◆ TÂCHES À RÉALISER ◆
1) Quels pays l'extrait nomme-t-il ?
2) Ces affirmations concordent-elles avec l'extrait ? Répondez par oui ou par non en citant chaque fois les mots décisifs de l'extrait.
(a) Le Mexique a tiré profit du rapatriement du secteur manufacturier.
(b) Trump et Trudeau entretenaient des relations cordiales.
(c) La hausse des tarifs douaniers visait l'acier et le cuivre.

◆ EXTRAIT ◆

==========

Oui, c’est assez paradoxal. Quand Trump est arrivé au pouvoir en 2016, il était extrêmement négatif à l’égard du Mexique pour plusieurs raisons, non seulement à cause du commerce, mais aussi de l’immigration. Mais le Mexique est le grand gagnant du rapatriement du secteur manufacturier et de l’éloignement avec la Chine. Cette politique a profité au voisin immédiat des États-Unis, qui est devenu très attrayant en raison des coûts plus faibles et de sa proximité. Donc oui, le Mexique en a bénéficié, mais le pays doit se méfier de l’approche extrêmement punitive de Trump en matière d’immigration mais aussi sur d’autres questions. Il y a beaucoup de contre-courants à surveiller, même si l’on partage une frontière avec les États-Unis.
Où se situe le Canada dans ces contre-courants? On a déjà dit que Trump et son équipe font partie des architectes de l’ACEUM. On peut espérer que si cette équipe retourne au pouvoir, l’entente sera honorée.
La présidence de Trump s’est avérée très perturbante pour le Canada. D’abord, l’ALENA est devenu l’ACEUM, après un processus long et compliqué. On a aussi subi une hausse punitive des tarifs douaniers sur l’acier et l’aluminium. Trump entretenait des relations très acrimonieuses avec Trudeau qui était déjà premier ministre à l’époque.
Il ne faut pas s’attendre à avoir d’excellentes relations avec Trump. Mais soyons clairs, Trump et Biden ont tous deux adopté une position plus isolationniste. Pour eux, ce sont les États-Unis qui priment. Ils sont axés sur la politique industrielle et la volonté de reconstruire et de soutenir le secteur manufacturier américain.

==========

◆ MATÉRIEL FOURNI ◆
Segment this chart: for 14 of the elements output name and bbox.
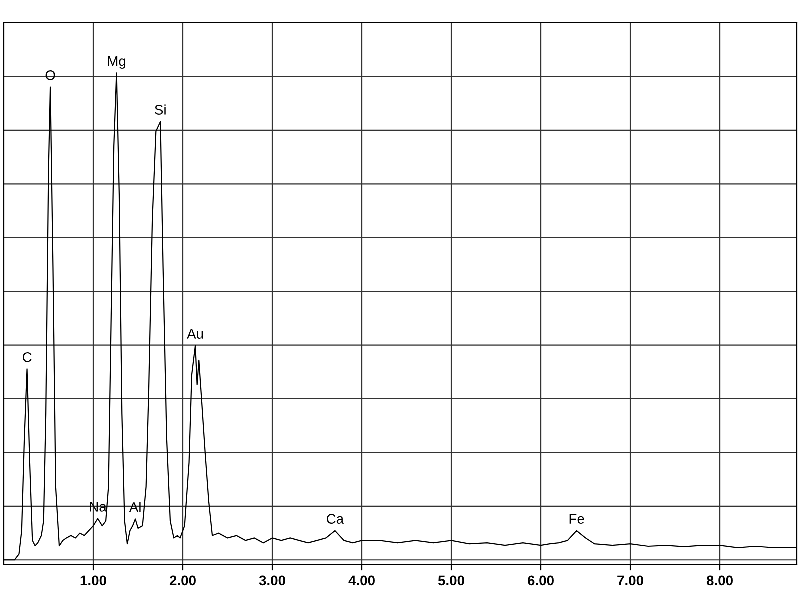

==========

◆ RÉPONSES FOURNIES ◆
1) Mexique, Chine, États-Unis, Canada

2)
(a) Oui : « le Mexique est le grand gagnant du rapatriement du secteur manufacturier et de l’éloignement avec la Chine »
(b) Non : « Trump entretenait des relations très acrimonieuses avec Trudeau »
(c) Non : « une hausse punitive des tarifs douaniers sur l’acier et l’aluminium »